━━━━━ SOURCE EXCERPT ━━━━━

Hello, Thanks for your reply.

Tried and things are the same. Launches 4 mpi process, each one on a different GPU, but it looks like each one is solving a 16k x 16k matrix multiplication instead of sharing the load:

mpirun -np 4 ./wrapper.sh ./cosma_miniapp -m 16384 -n 16384 -k 16384 --type=double -r 1
Strategy = Matrix dimensions (m, n, k) = (16384, 16384, 16384)
Number of processors: 4
Overlap of communication and computation: OFF.
Divisions strategy:
parallel (n / 2)
parallel (k / 2)
Required memory per rank (in #elements): 469762048
Available memory per rank (in #elements): not specified (assumed: infinite)

COSMA TIMES [ms] = 3729

vs

mpirun -np 1 ./wrapper.sh ./cosma_miniapp -m 16384 -n 16384 -k 16384 --type=double -r 1
Strategy = Matrix dimensions (m, n, k) = (16384, 16384, 16384)
Number of processors: 1
Overlap of communication and computation: OFF.
Divisions strategy:
Required memory per rank (in #elements): 805306368
Available memory per rank (in #elements): not specified (assumed: infinite)

COSMA TIMES [ms] = 1100

My cfgs:

ml CMake/3.24.3-GCCcore-11.3.0
ml GCC/11.3.0
ml imkl
ml OpenMPI/4.1.4-GCC-11.3.0

ml CUDA/11.7.0

export NCCL_ROOT=home/user/nccl/
export NCCL_LIB_DIR=home/user/nccl/lib/
export NCCL_INCLUDE_DIR=home/user/nccl/include/
export COSMA_OVERLAP_COMM_AND_COMP=OFF

cmake -DCOSMA_BLAS=CUDA -DCOSMA_SCALAPACK=MKL -DCOSMA_WITH_NCCL=ON -DCMAKE_INSTALL_PREFIX=~/cosmaAGAIN ..

Btw, the wrapper.sh is the one provided a few answers ago.

Thanks!!

from cosma.

tcarneirop avatar tcarneirop commented on June 11, 2024

Nothing? =(

from cosma.

kabicm avatar kabicm commented on June 11, 2024

Hi @tcarneirop! I think I know what the problem might be.

However, to be sure, can you please also try running the same on the GPU, but without using NCCL and without using CUDA-aware MPI.

So, in the cmake command you would have the following: -DCOSMA_BLAS=CUDA -DCOSMA_SCALAPACK=MKL -DCOSMA_WITH_NCCL=OFF.

━━━━━ RECORDS SUPPLIED ━━━━━

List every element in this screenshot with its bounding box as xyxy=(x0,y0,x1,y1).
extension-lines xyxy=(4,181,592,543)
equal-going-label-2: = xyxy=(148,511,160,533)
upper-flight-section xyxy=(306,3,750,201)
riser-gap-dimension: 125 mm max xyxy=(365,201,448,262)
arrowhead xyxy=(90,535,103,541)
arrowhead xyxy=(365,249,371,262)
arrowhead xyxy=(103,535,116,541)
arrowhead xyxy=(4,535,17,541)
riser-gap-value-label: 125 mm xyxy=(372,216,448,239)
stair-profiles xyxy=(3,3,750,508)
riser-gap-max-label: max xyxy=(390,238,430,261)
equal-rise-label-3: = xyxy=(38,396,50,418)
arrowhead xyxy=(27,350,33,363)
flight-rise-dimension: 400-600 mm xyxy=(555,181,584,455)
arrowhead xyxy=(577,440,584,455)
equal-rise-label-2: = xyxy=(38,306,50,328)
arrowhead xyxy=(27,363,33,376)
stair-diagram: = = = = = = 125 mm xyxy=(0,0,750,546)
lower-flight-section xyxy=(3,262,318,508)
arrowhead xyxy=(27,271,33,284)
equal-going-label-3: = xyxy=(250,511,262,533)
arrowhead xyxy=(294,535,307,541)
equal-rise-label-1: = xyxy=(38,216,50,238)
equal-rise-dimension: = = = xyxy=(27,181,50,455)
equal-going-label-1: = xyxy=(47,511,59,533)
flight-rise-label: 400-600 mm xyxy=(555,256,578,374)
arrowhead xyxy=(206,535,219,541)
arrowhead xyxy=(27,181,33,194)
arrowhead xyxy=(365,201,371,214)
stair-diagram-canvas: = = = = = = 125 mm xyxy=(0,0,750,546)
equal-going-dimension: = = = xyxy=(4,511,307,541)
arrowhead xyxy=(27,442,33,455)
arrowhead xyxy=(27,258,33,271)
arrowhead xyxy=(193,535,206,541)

━━━━━

## [EXERCISE DIRECTIONS]
Resume the forum thread about COSMA's multi-GPU runs right after its last sentence.

## [EXPECTED OUTPUT]
from cosma.

tcarneirop avatar tcarneirop commented on June 11, 2024

Thanks for your reply!

Sure, just one question -- what's the suggested CUDA-aware MPI should I load?

Thanks!

from cosma.

kabicm avatar kabicm commented on June 11, 2024

You should just use the standard MPI, without the cuda-aware part, so you can also add -DCOSMA_WITH_GPU_AWARE_MPI=OFF to cmake, but this is the default value anyway.

We simply want to see the results of COSMA + GPU-backend, but without using nccl and without using cuda-aware MPI.

from cosma.

tcarneirop avatar tcarneirop commented on June 11, 2024

Hello @kabicm

Thanks for your reply!

Ok, with -DCOSMA_BLAS=CUDA -DCOSMA_SCALAPACK=MKL -DCOSMA_WITH_NCCL=OFF -DCOSMA_WITH_GPU_AWARE_MPI=OFF

mpirun -np 1 ./cosma_miniapp -m 16384 -n 16384 -k 16384 --type=double -r 1
Strategy = Matrix dimensions (m, n, k) = (16384, 16384, 16384)
Number of processors: 1
Overlap of communication and computation: OFF.
Divisions strategy:
Required memory per rank (in #elements): 805306368
Available memory per rank (in #elements): not specified (assumed: infinite)


COSMA TIMES [ms] = 1081
mpirun -np 4 ./wrapper.sh ./cosma_miniapp -m 16384 -n 16384 -k 16384 --type=double -r 1
Strategy = Matrix dimensions (m, n, k) = (16384, 16384, 16384)
Number of processors: 4
Overlap of communication and computation: OFF.
Divisions strategy:
parallel (n / 2)
parallel (k / 2)
Required memory per rank (in #elements): 469762048
Available memory per rank (in #elements): not specified (assumed: infinite)

COSMA TIMES [ms] = 3020


My modules:
ml CMake/3.24.3-GCCcore-11.3.0
ml GCC/11.3.0
ml imkl
ml OpenMPI/4.1.4-GCC-11.3.0
ml CUDA/11.7.0

Thanks!!

from cosma.

kabicm avatar kabicm commented on June 11, 2024

Thanks a lot for detailed benchmarking!

I see two possibilities here:

  • I just realized that the number of repetitions is set to 1. The initial run is always allocating the memory pools (both CPU and GPU), so the timing here includes all the one-time overheads. For this reason, It would be better to set -r 3 or higher, because then the subsequent runs will reuse the pre-allocated memory, so that we can see the actual compute time without the overheads.
  • this might still be a small matrix size to fully utilize the 4xGPUs, so you should try with larger sizes as well. On P100, I was running m=n=k=30k (double precision) on a single GPU. If there is not enough work, then a single GPU might be faster.

I am looking forward to seeing how it went!

from cosma.

tcarneirop avatar tcarneirop commented on June 11, 2024

Thanks!!

So should I continue with
-DCOSMA_BLAS=CUDA -DCOSMA_SCALAPACK=MKL -DCOSMA_WITH_NCCL=OFF -DCOSMA_WITH_GPU_AWARE_MPI=OFF

Trying right away!

from cosma.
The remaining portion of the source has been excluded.